(Lines of data):
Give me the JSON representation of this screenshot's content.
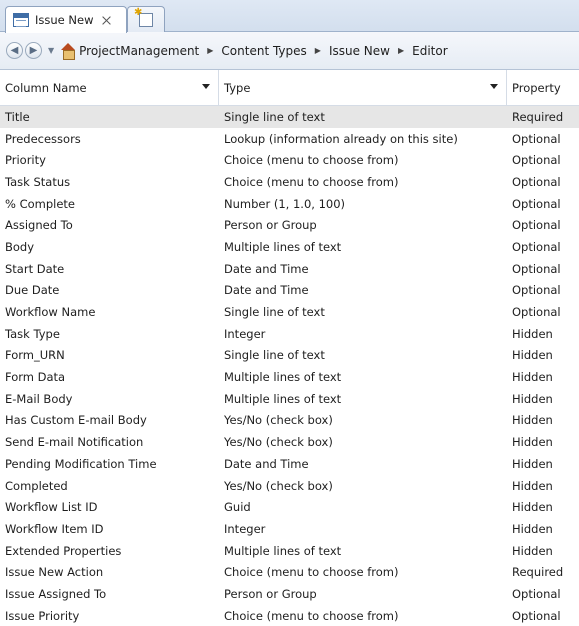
{
  "tabs": [
    {
      "label": "Issue New",
      "icon": "content-type-icon"
    },
    {
      "label": "",
      "icon": "new-tab-icon"
    }
  ],
  "breadcrumb": [
    "ProjectManagement",
    "Content Types",
    "Issue New",
    "Editor"
  ],
  "grid": {
    "headers": [
      "Column Name",
      "Type",
      "Property"
    ],
    "rows": [
      {
        "name": "Title",
        "type": "Single line of text",
        "property": "Required",
        "selected": true
      },
      {
        "name": "Predecessors",
        "type": "Lookup (information already on this site)",
        "property": "Optional"
      },
      {
        "name": "Priority",
        "type": "Choice (menu to choose from)",
        "property": "Optional"
      },
      {
        "name": "Task Status",
        "type": "Choice (menu to choose from)",
        "property": "Optional"
      },
      {
        "name": "% Complete",
        "type": "Number (1, 1.0, 100)",
        "property": "Optional"
      },
      {
        "name": "Assigned To",
        "type": "Person or Group",
        "property": "Optional"
      },
      {
        "name": "Body",
        "type": "Multiple lines of text",
        "property": "Optional"
      },
      {
        "name": "Start Date",
        "type": "Date and Time",
        "property": "Optional"
      },
      {
        "name": "Due Date",
        "type": "Date and Time",
        "property": "Optional"
      },
      {
        "name": "Workflow Name",
        "type": "Single line of text",
        "property": "Optional"
      },
      {
        "name": "Task Type",
        "type": "Integer",
        "property": "Hidden"
      },
      {
        "name": "Form_URN",
        "type": "Single line of text",
        "property": "Hidden"
      },
      {
        "name": "Form Data",
        "type": "Multiple lines of text",
        "property": "Hidden"
      },
      {
        "name": "E-Mail Body",
        "type": "Multiple lines of text",
        "property": "Hidden"
      },
      {
        "name": "Has Custom E-mail Body",
        "type": "Yes/No (check box)",
        "property": "Hidden"
      },
      {
        "name": "Send E-mail Notification",
        "type": "Yes/No (check box)",
        "property": "Hidden"
      },
      {
        "name": "Pending Modification Time",
        "type": "Date and Time",
        "property": "Hidden"
      },
      {
        "name": "Completed",
        "type": "Yes/No (check box)",
        "property": "Hidden"
      },
      {
        "name": "Workflow List ID",
        "type": "Guid",
        "property": "Hidden"
      },
      {
        "name": "Workflow Item ID",
        "type": "Integer",
        "property": "Hidden"
      },
      {
        "name": "Extended Properties",
        "type": "Multiple lines of text",
        "property": "Hidden"
      },
      {
        "name": "Issue New Action",
        "type": "Choice (menu to choose from)",
        "property": "Required"
      },
      {
        "name": "Issue Assigned To",
        "type": "Person or Group",
        "property": "Optional"
      },
      {
        "name": "Issue Priority",
        "type": "Choice (menu to choose from)",
        "property": "Optional"
      }
    ]
  },
  "colors": {
    "selected_row": "#e6e6e6",
    "tab_border": "#8fa3bf"
  }
}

(Task statement): From the records above, pull out every line containing the word "Workflow".

(Solved exercise):
        "name": "Workflow Name",
        "name": "Workflow List ID",
        "name": "Workflow Item ID",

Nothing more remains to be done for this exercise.